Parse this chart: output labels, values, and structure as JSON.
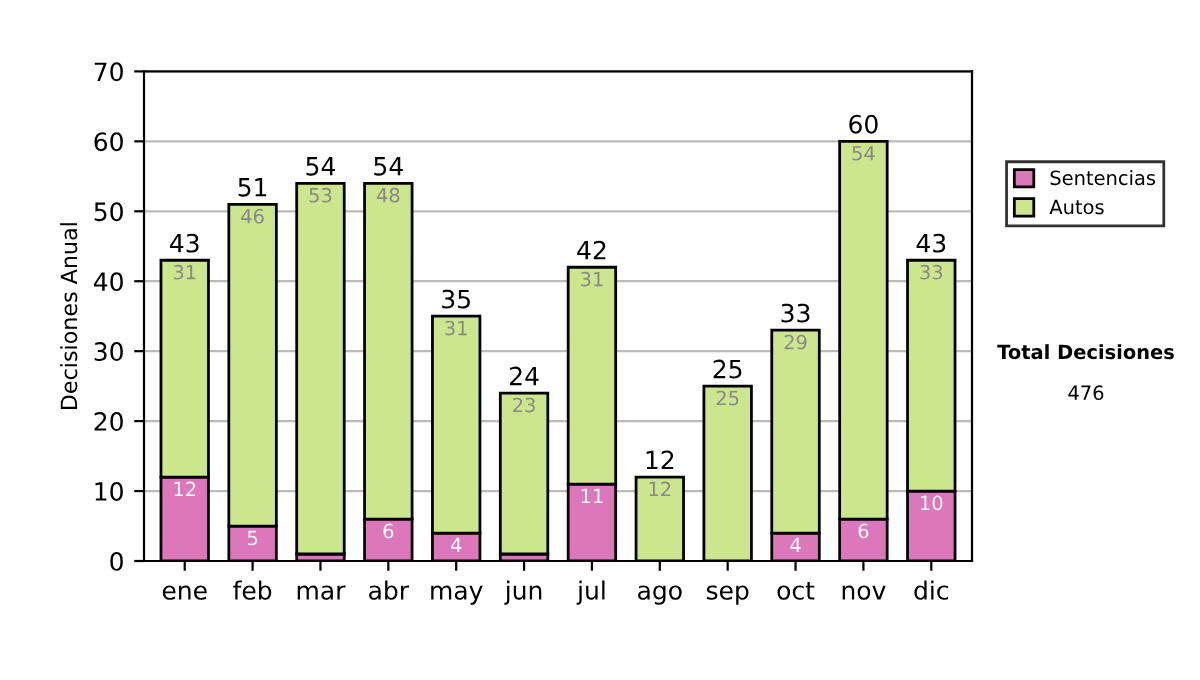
{
  "chart_data": {
    "type": "bar",
    "stacked": true,
    "ylabel": "Decisiones Anual",
    "categories": [
      "ene",
      "feb",
      "mar",
      "abr",
      "may",
      "jun",
      "jul",
      "ago",
      "sep",
      "oct",
      "nov",
      "dic"
    ],
    "series": [
      {
        "name": "Sentencias",
        "color": "#dd77bb",
        "values": [
          12,
          5,
          1,
          6,
          4,
          1,
          11,
          0,
          0,
          4,
          6,
          10
        ],
        "value_labels": [
          "12",
          "5",
          null,
          "6",
          "4",
          null,
          "11",
          null,
          null,
          "4",
          "6",
          "10"
        ]
      },
      {
        "name": "Autos",
        "color": "#cce68e",
        "values": [
          31,
          46,
          53,
          48,
          31,
          23,
          31,
          12,
          25,
          29,
          54,
          33
        ],
        "value_labels": [
          "31",
          "46",
          "53",
          "48",
          "31",
          "23",
          "31",
          "12",
          "25",
          "29",
          "54",
          "33"
        ]
      }
    ],
    "totals": [
      "43",
      "51",
      "54",
      "54",
      "35",
      "24",
      "42",
      "12",
      "25",
      "33",
      "60",
      "43"
    ],
    "ylim": [
      0,
      70
    ],
    "yticks": [
      0,
      10,
      20,
      30,
      40,
      50,
      60,
      70
    ],
    "grid": "y",
    "legend": "right",
    "annotations": [
      "Total Decisiones",
      "476"
    ]
  }
}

- - -

Task brief:
Print out the material word for word, omitting the pictures.

Answer to this exercise:
Parse this chart: output labels, values, and structure as JSON.
{
  "chart_data": {
    "type": "bar",
    "stacked": true,
    "ylabel": "Decisiones Anual",
    "categories": [
      "ene",
      "feb",
      "mar",
      "abr",
      "may",
      "jun",
      "jul",
      "ago",
      "sep",
      "oct",
      "nov",
      "dic"
    ],
    "series": [
      {
        "name": "Sentencias",
        "color": "#dd77bb",
        "values": [
          12,
          5,
          1,
          6,
          4,
          1,
          11,
          0,
          0,
          4,
          6,
          10
        ],
        "value_labels": [
          "12",
          "5",
          null,
          "6",
          "4",
          null,
          "11",
          null,
          null,
          "4",
          "6",
          "10"
        ]
      },
      {
        "name": "Autos",
        "color": "#cce68e",
        "values": [
          31,
          46,
          53,
          48,
          31,
          23,
          31,
          12,
          25,
          29,
          54,
          33
        ],
        "value_labels": [
          "31",
          "46",
          "53",
          "48",
          "31",
          "23",
          "31",
          "12",
          "25",
          "29",
          "54",
          "33"
        ]
      }
    ],
    "totals": [
      "43",
      "51",
      "54",
      "54",
      "35",
      "24",
      "42",
      "12",
      "25",
      "33",
      "60",
      "43"
    ],
    "ylim": [
      0,
      70
    ],
    "yticks": [
      0,
      10,
      20,
      30,
      40,
      50,
      60,
      70
    ],
    "grid": "y",
    "legend": "right",
    "annotations": [
      "Total Decisiones",
      "476"
    ]
  }
}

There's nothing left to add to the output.